**Given instruction**
In the records below, locate the line containing "Extract the structured"; output that line and every following line through the last, exactly.

(Stored records)
--- start ---

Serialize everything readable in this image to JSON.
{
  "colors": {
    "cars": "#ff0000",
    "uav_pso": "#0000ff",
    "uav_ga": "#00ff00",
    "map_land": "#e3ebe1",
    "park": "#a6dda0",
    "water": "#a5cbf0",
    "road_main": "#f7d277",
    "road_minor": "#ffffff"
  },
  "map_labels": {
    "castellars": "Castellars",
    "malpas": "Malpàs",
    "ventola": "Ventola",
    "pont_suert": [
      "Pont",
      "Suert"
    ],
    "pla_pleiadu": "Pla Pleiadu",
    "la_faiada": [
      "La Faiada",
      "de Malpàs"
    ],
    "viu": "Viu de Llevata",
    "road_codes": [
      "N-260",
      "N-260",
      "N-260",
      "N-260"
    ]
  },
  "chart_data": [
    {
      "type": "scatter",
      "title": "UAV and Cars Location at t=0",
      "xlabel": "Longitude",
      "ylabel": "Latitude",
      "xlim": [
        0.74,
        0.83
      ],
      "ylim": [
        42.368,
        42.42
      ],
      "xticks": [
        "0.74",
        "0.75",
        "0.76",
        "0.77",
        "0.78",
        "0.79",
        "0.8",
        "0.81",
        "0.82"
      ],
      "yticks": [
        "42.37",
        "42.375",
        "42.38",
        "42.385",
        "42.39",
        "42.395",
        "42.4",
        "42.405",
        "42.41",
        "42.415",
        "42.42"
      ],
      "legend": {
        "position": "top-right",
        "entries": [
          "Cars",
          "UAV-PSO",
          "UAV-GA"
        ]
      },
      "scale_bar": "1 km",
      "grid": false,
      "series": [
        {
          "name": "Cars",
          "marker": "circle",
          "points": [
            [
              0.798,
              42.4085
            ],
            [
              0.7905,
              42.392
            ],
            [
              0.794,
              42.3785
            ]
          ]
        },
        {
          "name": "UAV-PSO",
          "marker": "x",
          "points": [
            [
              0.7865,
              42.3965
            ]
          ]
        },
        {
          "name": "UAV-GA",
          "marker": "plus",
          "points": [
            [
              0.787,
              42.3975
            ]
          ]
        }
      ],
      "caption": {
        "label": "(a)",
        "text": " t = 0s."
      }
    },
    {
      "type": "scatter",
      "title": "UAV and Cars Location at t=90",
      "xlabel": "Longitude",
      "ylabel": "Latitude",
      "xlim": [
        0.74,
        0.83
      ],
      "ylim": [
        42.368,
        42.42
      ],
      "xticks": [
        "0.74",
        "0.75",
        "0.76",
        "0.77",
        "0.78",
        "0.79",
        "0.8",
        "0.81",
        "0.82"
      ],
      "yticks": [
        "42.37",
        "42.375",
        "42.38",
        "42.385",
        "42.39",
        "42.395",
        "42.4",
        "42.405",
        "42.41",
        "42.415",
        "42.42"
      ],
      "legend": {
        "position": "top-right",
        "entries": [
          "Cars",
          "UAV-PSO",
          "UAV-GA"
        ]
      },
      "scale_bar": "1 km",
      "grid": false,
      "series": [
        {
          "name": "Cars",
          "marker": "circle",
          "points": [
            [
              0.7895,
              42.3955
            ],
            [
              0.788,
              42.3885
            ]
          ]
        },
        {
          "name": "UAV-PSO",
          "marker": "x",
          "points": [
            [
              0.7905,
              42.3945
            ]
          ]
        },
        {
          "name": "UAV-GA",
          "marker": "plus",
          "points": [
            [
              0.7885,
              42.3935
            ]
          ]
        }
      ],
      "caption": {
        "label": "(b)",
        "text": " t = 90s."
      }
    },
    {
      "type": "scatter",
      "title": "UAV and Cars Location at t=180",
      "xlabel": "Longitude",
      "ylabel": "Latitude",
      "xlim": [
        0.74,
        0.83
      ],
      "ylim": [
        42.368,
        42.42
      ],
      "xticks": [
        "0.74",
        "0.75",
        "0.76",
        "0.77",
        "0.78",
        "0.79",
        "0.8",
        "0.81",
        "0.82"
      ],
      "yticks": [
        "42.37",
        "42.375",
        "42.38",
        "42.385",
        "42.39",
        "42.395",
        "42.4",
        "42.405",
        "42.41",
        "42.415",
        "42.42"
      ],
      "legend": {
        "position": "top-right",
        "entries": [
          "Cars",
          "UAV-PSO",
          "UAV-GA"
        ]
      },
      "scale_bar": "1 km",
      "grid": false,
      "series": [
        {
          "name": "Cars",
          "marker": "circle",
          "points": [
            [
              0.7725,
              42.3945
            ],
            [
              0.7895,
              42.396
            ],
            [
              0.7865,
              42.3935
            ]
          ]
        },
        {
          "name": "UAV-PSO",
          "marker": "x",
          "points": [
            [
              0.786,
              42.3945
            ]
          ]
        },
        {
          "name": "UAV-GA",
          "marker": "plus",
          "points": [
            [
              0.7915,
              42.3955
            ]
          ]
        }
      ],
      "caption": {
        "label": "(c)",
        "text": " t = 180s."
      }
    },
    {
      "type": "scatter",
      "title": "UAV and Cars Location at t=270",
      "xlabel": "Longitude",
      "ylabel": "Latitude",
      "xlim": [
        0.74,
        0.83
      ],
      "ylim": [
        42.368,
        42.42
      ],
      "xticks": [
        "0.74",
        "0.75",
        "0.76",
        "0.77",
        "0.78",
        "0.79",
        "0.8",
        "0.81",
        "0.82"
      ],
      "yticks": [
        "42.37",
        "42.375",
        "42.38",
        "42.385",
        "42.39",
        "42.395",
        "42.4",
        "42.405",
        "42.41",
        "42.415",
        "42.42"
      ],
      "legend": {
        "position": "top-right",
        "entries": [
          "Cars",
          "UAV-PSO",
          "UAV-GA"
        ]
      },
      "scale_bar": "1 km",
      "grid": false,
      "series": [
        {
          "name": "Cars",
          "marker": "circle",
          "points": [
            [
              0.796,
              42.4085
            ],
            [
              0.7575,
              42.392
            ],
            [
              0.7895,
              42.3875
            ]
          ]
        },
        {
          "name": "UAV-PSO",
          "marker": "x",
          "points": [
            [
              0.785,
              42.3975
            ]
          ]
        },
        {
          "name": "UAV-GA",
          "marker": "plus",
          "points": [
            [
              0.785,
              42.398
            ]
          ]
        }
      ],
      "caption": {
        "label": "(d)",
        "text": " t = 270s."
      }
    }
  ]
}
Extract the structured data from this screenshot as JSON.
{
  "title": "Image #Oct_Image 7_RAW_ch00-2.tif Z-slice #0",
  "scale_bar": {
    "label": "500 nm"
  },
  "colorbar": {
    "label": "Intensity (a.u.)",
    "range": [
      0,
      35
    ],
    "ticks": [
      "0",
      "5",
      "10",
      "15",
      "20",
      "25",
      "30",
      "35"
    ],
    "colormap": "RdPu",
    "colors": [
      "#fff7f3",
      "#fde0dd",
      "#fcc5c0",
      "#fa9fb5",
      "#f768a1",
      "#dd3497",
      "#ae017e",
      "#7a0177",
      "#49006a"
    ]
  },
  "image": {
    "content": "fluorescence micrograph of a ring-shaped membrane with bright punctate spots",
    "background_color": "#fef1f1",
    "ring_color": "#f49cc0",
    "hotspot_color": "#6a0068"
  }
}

--- end ---

**The output**
Extract the structured data from this screenshot as JSON.
{
  "title": "Image #Oct_Image 7_RAW_ch00-2.tif Z-slice #0",
  "scale_bar": {
    "label": "500 nm"
  },
  "colorbar": {
    "label": "Intensity (a.u.)",
    "range": [
      0,
      35
    ],
    "ticks": [
      "0",
      "5",
      "10",
      "15",
      "20",
      "25",
      "30",
      "35"
    ],
    "colormap": "RdPu",
    "colors": [
      "#fff7f3",
      "#fde0dd",
      "#fcc5c0",
      "#fa9fb5",
      "#f768a1",
      "#dd3497",
      "#ae017e",
      "#7a0177",
      "#49006a"
    ]
  },
  "image": {
    "content": "fluorescence micrograph of a ring-shaped membrane with bright punctate spots",
    "background_color": "#fef1f1",
    "ring_color": "#f49cc0",
    "hotspot_color": "#6a0068"
  }
}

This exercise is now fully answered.